Exercise – Search the records for "городском". Copy every line where it appears.
start
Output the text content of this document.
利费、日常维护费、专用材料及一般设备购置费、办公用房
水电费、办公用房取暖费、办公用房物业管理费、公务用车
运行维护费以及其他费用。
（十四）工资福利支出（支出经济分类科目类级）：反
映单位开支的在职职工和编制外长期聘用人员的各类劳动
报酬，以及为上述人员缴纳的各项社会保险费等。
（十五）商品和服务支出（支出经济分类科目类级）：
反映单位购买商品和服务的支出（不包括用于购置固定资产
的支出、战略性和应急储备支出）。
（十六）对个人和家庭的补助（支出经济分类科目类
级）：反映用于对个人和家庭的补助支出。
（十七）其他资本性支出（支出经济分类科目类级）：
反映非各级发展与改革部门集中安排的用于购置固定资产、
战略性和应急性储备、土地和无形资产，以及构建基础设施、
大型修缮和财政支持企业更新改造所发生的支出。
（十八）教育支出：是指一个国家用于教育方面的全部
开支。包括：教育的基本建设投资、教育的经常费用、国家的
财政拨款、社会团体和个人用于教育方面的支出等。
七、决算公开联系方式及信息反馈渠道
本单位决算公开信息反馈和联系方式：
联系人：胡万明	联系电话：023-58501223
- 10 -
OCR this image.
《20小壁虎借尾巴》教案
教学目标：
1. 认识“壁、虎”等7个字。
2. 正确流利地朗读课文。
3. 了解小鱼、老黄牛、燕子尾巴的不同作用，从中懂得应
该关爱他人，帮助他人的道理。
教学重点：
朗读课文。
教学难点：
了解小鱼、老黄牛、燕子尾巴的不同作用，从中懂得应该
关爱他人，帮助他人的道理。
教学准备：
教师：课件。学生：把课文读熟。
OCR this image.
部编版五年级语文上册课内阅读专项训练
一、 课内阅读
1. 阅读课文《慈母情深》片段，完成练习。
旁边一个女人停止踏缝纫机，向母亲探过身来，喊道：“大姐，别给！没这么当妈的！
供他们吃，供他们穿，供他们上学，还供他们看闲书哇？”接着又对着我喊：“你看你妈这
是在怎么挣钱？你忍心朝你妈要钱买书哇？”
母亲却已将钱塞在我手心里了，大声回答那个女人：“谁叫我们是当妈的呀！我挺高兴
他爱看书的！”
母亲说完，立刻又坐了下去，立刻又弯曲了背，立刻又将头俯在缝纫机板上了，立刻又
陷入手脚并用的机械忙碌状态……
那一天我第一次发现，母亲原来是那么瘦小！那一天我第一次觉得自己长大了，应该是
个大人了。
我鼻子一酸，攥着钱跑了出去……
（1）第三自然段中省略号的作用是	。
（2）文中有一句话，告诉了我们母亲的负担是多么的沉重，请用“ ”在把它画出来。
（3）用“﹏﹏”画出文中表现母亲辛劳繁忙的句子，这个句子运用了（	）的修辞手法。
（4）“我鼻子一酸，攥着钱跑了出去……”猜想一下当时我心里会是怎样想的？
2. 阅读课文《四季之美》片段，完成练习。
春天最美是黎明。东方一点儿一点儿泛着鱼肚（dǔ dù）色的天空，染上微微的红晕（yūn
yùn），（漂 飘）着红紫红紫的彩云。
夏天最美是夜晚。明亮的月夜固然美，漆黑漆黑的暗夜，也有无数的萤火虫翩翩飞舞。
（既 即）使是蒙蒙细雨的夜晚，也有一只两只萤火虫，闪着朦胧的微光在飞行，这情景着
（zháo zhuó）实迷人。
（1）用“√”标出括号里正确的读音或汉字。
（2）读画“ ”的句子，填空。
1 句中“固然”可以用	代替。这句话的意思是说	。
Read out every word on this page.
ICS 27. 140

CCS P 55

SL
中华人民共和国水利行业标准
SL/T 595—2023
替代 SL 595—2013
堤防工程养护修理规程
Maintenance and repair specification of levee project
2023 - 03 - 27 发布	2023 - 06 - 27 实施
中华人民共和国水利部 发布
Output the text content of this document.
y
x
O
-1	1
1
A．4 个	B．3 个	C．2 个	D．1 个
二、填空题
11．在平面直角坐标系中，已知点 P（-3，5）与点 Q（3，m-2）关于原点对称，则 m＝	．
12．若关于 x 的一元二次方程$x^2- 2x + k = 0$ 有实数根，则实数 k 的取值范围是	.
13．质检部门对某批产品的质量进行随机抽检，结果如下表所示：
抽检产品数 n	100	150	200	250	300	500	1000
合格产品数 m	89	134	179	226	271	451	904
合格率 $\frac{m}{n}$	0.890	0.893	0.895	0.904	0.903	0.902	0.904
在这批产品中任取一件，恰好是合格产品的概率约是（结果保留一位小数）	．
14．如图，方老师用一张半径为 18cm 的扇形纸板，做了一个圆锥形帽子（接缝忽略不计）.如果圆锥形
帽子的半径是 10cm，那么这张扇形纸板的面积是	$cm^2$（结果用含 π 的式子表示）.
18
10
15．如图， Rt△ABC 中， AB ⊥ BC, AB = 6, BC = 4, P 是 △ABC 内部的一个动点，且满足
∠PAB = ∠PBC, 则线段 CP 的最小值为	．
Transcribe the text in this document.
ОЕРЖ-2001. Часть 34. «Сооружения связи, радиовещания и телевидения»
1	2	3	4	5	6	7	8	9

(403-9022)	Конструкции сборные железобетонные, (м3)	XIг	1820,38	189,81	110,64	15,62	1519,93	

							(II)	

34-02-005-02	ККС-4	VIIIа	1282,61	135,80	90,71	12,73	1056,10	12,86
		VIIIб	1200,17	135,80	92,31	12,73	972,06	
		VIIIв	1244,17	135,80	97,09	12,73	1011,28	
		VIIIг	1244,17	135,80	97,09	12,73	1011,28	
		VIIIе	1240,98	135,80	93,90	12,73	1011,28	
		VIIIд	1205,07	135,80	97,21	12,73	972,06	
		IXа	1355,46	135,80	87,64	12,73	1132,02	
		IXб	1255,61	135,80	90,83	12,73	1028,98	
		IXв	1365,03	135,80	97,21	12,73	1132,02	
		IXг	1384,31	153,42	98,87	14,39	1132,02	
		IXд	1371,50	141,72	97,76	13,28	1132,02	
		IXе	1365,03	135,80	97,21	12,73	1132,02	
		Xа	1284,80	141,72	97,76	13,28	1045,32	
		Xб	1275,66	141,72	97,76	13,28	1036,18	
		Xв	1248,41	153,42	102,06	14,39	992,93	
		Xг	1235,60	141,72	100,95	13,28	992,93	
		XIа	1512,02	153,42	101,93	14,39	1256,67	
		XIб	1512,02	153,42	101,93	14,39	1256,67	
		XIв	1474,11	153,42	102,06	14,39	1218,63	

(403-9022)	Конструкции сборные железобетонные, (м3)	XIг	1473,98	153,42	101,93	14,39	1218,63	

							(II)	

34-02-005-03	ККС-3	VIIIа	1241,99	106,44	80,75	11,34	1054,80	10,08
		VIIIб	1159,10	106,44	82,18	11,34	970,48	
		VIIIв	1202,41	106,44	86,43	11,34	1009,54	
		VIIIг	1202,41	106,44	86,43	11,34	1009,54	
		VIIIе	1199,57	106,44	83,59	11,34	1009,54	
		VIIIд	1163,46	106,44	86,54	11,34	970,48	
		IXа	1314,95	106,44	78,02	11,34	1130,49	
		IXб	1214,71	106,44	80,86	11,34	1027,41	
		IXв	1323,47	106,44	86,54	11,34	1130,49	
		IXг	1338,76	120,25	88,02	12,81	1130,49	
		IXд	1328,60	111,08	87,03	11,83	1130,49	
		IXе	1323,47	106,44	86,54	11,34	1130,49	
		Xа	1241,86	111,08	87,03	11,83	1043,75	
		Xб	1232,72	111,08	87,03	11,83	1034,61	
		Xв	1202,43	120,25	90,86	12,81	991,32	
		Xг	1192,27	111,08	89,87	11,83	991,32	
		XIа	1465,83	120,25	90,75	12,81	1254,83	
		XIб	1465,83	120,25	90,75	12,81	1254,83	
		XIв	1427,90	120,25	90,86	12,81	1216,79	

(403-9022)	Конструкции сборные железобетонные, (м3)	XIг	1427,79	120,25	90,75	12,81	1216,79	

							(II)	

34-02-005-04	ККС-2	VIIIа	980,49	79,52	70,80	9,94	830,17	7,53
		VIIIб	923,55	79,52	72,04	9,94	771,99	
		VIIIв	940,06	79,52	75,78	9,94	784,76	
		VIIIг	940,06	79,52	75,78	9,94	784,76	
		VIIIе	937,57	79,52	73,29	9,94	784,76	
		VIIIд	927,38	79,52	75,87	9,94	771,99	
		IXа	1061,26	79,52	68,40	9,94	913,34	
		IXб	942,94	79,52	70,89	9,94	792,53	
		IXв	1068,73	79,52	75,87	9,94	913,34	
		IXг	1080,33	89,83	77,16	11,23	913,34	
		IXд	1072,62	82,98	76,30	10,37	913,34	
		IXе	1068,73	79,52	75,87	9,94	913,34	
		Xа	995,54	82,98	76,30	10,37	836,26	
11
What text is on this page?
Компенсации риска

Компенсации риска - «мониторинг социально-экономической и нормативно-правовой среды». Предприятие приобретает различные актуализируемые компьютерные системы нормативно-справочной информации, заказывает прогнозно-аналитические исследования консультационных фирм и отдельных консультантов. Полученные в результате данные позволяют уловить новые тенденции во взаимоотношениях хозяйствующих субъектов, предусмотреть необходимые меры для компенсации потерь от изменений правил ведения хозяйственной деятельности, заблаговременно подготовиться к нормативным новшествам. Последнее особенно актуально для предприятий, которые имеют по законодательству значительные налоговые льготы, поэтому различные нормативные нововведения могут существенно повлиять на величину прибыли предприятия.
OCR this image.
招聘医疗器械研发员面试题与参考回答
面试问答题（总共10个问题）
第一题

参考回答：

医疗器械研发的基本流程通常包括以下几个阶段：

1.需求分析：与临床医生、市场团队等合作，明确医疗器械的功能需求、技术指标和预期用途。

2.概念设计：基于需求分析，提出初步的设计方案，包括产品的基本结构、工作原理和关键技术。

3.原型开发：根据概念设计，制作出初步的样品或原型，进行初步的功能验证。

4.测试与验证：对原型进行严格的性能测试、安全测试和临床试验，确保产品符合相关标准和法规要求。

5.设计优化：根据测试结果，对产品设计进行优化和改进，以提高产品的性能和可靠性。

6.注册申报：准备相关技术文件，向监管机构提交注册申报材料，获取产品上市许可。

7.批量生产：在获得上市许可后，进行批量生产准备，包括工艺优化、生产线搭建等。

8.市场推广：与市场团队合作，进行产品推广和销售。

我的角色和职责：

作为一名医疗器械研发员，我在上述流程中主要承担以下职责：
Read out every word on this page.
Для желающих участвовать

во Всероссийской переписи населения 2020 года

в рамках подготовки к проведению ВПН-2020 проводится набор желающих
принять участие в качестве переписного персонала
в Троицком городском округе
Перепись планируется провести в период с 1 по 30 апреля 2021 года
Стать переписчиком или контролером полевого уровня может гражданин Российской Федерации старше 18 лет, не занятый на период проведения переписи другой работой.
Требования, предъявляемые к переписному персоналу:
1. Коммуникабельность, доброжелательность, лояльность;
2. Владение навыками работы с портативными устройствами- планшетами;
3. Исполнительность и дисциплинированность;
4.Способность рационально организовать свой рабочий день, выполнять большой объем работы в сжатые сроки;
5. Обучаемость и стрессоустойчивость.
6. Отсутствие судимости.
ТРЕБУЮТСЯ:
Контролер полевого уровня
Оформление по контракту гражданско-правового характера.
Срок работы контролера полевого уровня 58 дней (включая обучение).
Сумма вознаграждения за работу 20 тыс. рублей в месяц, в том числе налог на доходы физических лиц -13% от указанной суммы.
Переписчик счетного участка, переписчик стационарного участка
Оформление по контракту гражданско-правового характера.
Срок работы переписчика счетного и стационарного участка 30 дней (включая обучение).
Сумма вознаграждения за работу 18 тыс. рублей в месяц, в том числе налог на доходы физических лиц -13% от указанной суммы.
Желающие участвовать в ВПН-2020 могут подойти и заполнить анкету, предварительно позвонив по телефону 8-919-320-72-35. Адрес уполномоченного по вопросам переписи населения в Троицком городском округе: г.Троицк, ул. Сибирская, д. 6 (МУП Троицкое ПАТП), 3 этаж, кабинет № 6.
end
Written answer –
в Троицком городском округе
Желающие участвовать в ВПН-2020 могут подойти и заполнить анкету, предварительно позвонив по телефону 8-919-320-72-35. Адрес уполномоченного по вопросам переписи населения в Троицком городском округе: г.Троицк, ул. Сибирская, д. 6 (МУП Троицкое ПАТП), 3 этаж, кабинет № 6.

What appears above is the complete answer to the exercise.